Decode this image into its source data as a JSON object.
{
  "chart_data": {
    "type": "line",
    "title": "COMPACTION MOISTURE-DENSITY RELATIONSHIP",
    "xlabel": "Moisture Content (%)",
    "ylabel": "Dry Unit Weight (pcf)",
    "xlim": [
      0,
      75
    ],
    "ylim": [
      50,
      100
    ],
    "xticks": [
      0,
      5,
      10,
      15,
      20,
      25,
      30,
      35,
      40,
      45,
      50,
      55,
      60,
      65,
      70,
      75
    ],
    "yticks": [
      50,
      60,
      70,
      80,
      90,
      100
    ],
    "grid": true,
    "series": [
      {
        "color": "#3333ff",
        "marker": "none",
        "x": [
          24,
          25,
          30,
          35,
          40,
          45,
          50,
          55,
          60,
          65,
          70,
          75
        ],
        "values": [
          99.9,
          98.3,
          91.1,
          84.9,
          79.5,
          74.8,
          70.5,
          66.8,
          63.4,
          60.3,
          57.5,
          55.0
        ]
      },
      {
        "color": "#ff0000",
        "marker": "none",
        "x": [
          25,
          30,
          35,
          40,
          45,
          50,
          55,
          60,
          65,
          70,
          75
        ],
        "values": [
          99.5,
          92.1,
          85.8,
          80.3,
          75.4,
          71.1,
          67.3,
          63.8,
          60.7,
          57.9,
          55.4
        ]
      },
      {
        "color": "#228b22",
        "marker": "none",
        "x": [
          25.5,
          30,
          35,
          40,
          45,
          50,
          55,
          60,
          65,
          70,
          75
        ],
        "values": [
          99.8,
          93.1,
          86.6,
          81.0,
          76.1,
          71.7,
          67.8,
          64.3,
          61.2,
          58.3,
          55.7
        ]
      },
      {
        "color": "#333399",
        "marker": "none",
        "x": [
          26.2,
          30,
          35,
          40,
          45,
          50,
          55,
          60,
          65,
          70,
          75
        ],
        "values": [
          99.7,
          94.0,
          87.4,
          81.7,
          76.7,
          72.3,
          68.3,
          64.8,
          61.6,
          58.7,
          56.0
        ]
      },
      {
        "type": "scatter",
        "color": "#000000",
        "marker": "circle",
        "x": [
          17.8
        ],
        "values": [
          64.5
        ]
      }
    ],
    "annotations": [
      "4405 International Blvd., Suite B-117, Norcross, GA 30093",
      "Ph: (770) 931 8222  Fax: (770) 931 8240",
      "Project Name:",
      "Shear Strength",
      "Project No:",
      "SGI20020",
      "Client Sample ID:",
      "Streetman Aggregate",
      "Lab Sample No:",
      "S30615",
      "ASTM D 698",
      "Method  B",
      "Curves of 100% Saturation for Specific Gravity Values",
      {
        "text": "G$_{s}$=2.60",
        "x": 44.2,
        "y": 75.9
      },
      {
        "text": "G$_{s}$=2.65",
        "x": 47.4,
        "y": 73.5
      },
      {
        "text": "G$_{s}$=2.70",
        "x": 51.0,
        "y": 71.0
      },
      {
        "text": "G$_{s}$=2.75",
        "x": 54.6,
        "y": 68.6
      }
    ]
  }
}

__Short problem__: Show every line in the entries where the string "color" occurs.

__Task answer__:
        "color": "#3333ff",
        "color": "#ff0000",
        "color": "#228b22",
        "color": "#333399",
        "color": "#000000",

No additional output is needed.